## begin

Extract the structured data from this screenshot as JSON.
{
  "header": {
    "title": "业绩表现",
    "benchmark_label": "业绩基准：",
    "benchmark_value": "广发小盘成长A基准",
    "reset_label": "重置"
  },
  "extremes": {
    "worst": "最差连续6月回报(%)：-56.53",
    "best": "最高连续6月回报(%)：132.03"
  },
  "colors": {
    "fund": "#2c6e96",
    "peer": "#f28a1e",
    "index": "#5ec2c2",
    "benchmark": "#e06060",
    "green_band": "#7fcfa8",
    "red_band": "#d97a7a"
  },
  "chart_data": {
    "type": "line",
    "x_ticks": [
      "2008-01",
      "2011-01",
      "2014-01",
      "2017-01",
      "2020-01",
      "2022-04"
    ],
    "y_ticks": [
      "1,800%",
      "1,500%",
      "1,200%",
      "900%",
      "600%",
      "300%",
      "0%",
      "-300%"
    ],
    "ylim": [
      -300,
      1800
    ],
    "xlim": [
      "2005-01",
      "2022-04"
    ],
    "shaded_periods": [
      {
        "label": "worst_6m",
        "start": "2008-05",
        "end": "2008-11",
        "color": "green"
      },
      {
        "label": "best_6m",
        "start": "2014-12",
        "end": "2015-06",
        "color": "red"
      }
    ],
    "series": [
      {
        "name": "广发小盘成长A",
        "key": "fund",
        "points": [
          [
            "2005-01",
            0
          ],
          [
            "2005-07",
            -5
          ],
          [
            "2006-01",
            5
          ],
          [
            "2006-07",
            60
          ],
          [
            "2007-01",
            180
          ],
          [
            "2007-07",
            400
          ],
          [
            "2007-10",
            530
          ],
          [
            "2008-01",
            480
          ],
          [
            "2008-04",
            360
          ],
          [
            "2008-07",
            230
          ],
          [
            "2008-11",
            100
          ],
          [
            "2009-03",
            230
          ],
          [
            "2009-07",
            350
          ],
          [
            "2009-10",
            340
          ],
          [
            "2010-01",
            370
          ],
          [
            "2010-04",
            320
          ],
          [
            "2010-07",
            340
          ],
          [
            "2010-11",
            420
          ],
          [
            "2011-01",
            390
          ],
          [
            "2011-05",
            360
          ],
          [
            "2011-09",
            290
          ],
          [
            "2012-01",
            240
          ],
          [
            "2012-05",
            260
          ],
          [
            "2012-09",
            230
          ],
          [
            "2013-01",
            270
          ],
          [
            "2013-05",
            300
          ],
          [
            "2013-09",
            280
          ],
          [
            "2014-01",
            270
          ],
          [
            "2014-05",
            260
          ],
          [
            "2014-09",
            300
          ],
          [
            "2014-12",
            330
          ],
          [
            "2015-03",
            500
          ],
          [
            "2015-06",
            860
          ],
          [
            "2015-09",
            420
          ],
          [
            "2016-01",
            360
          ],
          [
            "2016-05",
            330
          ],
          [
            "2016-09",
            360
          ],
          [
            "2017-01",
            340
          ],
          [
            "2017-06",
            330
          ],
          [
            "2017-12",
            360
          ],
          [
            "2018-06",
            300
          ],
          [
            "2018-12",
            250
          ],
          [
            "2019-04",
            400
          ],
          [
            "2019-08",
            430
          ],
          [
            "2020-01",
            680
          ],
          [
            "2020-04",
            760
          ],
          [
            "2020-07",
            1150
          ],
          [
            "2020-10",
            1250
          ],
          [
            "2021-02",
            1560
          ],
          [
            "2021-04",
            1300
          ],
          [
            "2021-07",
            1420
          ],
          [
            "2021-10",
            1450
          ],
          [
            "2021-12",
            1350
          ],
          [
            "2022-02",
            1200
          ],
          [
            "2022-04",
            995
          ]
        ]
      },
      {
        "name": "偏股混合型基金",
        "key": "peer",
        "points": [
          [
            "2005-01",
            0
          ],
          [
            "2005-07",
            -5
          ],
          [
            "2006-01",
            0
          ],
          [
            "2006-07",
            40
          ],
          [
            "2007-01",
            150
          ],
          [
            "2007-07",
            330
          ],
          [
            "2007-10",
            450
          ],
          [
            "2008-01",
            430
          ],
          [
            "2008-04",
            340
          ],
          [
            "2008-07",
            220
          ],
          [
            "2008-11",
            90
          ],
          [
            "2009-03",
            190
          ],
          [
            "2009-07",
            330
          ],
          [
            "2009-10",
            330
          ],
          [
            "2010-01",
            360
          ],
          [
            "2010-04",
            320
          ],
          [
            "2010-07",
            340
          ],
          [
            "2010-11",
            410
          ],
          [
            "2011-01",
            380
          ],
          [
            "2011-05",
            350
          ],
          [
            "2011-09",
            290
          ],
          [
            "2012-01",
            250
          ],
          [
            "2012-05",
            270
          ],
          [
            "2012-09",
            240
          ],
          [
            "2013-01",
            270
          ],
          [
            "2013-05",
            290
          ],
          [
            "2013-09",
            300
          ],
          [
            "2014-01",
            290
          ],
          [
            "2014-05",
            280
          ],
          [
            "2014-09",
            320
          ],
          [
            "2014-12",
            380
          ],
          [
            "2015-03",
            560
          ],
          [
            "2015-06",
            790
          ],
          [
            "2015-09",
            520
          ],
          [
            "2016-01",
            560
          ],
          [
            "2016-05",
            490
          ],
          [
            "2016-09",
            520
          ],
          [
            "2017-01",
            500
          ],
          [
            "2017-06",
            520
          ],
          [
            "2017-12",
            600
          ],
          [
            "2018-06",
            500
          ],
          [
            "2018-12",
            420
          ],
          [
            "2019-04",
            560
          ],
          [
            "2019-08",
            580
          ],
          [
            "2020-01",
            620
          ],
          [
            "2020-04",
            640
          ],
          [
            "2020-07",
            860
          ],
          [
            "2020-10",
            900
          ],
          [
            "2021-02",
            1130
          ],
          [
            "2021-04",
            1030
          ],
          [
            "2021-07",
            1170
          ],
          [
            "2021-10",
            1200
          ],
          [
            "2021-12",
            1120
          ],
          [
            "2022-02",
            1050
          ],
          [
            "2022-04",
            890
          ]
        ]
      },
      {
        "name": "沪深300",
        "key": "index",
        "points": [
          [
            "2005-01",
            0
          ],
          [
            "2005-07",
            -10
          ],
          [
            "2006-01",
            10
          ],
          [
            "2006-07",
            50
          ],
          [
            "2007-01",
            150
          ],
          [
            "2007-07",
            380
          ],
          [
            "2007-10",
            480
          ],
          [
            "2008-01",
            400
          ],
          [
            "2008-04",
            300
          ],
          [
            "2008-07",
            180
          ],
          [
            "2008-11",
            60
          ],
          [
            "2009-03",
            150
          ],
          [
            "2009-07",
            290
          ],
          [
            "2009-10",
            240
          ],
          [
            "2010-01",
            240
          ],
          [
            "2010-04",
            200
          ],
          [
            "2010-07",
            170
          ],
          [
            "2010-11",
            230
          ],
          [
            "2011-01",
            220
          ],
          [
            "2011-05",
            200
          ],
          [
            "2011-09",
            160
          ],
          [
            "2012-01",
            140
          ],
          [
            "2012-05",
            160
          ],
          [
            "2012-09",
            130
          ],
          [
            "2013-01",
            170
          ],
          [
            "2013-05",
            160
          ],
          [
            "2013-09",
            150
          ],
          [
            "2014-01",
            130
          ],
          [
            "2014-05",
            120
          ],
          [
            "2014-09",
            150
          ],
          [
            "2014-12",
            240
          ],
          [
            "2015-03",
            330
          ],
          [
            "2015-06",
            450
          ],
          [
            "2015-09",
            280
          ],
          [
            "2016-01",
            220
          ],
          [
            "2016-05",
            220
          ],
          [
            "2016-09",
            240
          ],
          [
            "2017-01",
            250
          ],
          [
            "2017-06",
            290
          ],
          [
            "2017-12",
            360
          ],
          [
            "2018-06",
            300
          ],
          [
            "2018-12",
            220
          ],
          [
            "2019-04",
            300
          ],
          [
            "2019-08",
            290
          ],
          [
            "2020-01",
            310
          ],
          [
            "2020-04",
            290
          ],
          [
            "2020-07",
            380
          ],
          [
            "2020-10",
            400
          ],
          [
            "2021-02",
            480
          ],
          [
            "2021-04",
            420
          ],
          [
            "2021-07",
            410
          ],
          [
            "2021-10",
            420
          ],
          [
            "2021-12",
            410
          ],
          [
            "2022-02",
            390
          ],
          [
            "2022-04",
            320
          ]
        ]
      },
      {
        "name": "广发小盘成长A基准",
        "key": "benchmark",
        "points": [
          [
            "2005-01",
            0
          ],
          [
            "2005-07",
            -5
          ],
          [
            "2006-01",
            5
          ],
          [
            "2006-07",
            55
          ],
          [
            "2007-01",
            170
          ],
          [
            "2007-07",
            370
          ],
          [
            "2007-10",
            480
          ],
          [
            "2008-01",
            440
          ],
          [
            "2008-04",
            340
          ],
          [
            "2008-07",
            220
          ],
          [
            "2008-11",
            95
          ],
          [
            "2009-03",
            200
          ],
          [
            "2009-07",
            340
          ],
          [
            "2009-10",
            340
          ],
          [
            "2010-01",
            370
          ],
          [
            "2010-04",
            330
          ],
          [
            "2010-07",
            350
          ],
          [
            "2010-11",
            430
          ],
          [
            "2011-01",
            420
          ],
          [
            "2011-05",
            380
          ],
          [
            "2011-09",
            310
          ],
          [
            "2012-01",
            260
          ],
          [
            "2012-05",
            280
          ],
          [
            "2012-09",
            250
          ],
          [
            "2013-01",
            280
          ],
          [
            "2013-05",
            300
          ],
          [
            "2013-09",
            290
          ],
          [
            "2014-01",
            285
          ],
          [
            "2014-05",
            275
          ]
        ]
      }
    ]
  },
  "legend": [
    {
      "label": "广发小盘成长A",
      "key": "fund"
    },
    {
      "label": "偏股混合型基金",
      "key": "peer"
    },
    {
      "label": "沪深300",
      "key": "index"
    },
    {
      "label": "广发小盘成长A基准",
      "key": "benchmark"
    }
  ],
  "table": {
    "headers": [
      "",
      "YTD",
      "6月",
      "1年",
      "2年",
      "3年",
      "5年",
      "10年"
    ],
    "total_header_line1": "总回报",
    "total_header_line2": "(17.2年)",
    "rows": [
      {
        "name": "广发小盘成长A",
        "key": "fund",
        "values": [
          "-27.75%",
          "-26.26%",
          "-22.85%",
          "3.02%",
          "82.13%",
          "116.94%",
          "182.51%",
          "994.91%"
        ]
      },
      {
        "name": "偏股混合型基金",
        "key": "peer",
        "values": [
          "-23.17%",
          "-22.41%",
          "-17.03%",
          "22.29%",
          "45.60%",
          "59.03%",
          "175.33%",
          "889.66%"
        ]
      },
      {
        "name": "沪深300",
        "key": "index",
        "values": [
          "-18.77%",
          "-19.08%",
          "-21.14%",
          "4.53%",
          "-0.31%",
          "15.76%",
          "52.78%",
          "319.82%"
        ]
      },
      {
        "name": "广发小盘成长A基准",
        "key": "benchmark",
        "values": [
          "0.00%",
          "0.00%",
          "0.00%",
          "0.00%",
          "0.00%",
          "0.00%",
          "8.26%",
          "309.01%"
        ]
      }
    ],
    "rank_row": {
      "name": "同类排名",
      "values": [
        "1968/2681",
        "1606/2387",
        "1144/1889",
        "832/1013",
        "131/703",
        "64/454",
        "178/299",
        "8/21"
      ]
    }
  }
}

## end

◆ INSTRUCTIONS TO FOLLOW:
Select, from the listing, all lines that include the word "peer".

◆ SOLUTION TO THE EXERCISE:
    "peer": "#f28a1e",
        "key": "peer",
      "key": "peer"
        "key": "peer",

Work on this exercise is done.